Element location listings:
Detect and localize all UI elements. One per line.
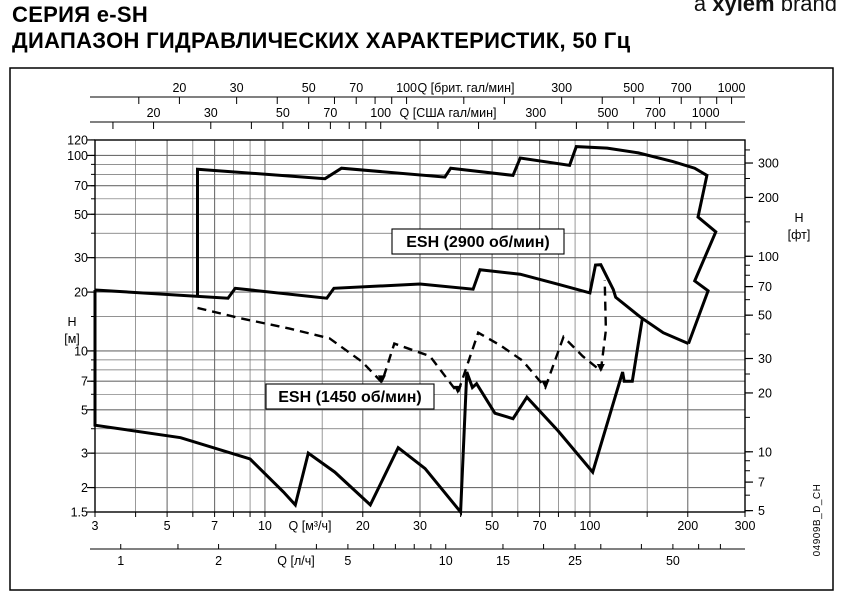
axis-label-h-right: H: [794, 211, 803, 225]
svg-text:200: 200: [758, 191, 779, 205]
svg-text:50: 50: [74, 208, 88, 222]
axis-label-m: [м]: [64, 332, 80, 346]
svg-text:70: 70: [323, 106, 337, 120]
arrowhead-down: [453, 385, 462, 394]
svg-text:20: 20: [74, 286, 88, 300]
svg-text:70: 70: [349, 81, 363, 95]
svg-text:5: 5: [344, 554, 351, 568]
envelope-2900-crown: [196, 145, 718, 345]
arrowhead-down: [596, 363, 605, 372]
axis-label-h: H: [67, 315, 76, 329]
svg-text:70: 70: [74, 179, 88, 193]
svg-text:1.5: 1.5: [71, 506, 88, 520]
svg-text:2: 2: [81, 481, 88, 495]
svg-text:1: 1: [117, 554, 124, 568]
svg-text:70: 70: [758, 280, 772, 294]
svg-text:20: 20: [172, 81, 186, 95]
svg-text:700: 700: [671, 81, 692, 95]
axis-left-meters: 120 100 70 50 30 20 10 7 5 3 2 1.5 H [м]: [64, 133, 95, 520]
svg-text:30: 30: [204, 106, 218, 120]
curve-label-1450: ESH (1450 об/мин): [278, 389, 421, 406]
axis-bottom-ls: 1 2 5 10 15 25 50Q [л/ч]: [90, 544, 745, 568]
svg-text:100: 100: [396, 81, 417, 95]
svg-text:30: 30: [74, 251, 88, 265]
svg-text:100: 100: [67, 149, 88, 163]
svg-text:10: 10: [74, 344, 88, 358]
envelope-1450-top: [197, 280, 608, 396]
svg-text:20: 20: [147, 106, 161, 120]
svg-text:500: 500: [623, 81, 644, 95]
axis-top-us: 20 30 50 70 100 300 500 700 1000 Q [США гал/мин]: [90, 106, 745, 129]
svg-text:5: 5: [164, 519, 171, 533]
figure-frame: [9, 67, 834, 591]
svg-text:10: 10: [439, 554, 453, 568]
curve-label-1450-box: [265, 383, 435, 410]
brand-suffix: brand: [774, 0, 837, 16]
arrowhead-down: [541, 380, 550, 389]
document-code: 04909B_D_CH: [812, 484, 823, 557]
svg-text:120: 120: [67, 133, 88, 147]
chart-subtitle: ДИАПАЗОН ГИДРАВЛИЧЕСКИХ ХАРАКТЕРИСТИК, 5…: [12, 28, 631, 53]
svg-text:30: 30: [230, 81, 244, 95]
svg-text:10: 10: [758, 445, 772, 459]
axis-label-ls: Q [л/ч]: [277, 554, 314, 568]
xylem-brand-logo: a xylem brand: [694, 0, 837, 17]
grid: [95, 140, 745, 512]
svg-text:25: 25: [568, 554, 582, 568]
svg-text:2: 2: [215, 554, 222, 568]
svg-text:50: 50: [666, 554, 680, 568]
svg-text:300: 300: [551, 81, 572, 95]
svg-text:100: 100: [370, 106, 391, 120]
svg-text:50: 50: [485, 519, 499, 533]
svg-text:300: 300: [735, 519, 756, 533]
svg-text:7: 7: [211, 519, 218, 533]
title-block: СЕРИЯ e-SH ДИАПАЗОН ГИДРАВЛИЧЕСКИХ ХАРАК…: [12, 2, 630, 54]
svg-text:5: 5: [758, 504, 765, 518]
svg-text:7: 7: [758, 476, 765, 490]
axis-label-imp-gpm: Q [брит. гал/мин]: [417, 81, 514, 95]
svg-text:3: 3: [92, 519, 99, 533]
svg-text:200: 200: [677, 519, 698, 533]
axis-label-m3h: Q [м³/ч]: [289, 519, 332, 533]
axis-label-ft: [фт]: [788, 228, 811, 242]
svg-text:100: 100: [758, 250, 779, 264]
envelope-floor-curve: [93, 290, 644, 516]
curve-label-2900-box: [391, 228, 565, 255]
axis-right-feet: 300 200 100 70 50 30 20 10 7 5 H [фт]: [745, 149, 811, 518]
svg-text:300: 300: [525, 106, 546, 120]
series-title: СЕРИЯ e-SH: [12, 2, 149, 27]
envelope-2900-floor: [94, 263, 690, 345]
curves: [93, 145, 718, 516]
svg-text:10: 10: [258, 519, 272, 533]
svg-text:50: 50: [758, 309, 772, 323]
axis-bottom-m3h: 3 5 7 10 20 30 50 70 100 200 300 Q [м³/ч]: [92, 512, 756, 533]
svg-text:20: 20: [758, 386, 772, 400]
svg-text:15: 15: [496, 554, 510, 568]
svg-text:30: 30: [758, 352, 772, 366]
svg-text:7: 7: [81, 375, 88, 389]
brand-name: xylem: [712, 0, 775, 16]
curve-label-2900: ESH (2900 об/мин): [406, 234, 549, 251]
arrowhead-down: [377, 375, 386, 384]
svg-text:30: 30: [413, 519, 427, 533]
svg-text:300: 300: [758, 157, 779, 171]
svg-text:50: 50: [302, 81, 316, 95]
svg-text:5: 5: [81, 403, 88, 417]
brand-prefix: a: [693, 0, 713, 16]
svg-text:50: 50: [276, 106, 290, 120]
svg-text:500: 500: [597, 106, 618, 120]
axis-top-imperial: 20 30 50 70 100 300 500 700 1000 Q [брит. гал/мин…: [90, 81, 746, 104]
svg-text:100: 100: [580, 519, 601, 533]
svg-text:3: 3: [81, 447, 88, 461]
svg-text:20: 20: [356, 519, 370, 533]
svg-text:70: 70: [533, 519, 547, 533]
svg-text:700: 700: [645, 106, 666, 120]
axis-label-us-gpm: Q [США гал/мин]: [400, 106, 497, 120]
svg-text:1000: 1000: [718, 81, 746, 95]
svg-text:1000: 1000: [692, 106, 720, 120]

...

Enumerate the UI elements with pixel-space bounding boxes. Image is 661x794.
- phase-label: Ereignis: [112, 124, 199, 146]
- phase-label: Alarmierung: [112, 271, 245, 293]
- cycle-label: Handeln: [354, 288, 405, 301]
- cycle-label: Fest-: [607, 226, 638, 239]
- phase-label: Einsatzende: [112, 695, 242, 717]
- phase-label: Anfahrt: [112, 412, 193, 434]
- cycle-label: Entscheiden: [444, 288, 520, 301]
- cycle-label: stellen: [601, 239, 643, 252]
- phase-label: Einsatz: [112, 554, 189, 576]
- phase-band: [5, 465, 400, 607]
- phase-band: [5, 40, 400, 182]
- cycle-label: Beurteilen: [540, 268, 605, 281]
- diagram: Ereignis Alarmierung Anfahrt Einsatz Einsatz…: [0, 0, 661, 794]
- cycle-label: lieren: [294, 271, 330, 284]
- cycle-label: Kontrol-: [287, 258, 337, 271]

## Problem to work on:
Reproduce the items from the line containing "axis-label-h-right: H: [794, 211, 803, 225]" down to the line containing "svg-text:100: 100: [396, 81, 417, 95]", substituting "arrow-marker-down" for "arrowhead-down" and leaving everything else unchanged.

## Expected output:
axis-label-h-right: H: [794, 211, 803, 225]
svg-text:200: 200: [758, 191, 779, 205]
svg-text:50: 50: [74, 208, 88, 222]
axis-label-m: [м]: [64, 332, 80, 346]
svg-text:70: 70: [323, 106, 337, 120]
arrow-marker-down: [453, 385, 462, 394]
svg-text:20: 20: [74, 286, 88, 300]
svg-text:70: 70: [349, 81, 363, 95]
svg-text:5: 5: [344, 554, 351, 568]
envelope-2900-crown: [196, 145, 718, 345]
arrow-marker-down: [596, 363, 605, 372]
axis-label-h: H: [67, 315, 76, 329]
svg-text:70: 70: [74, 179, 88, 193]
svg-text:1.5: 1.5: [71, 506, 88, 520]
svg-text:2: 2: [81, 481, 88, 495]
svg-text:1: 1: [117, 554, 124, 568]
svg-text:70: 70: [758, 280, 772, 294]
svg-text:20: 20: [172, 81, 186, 95]
svg-text:700: 700: [671, 81, 692, 95]
axis-left-meters: 120 100 70 50 30 20 10 7 5 3 2 1.5 H [м]: [64, 133, 95, 520]
svg-text:30: 30: [204, 106, 218, 120]
curve-label-1450: ESH (1450 об/мин): [278, 389, 421, 406]
axis-bottom-ls: 1 2 5 10 15 25 50Q [л/ч]: [90, 544, 745, 568]
svg-text:100: 100: [396, 81, 417, 95]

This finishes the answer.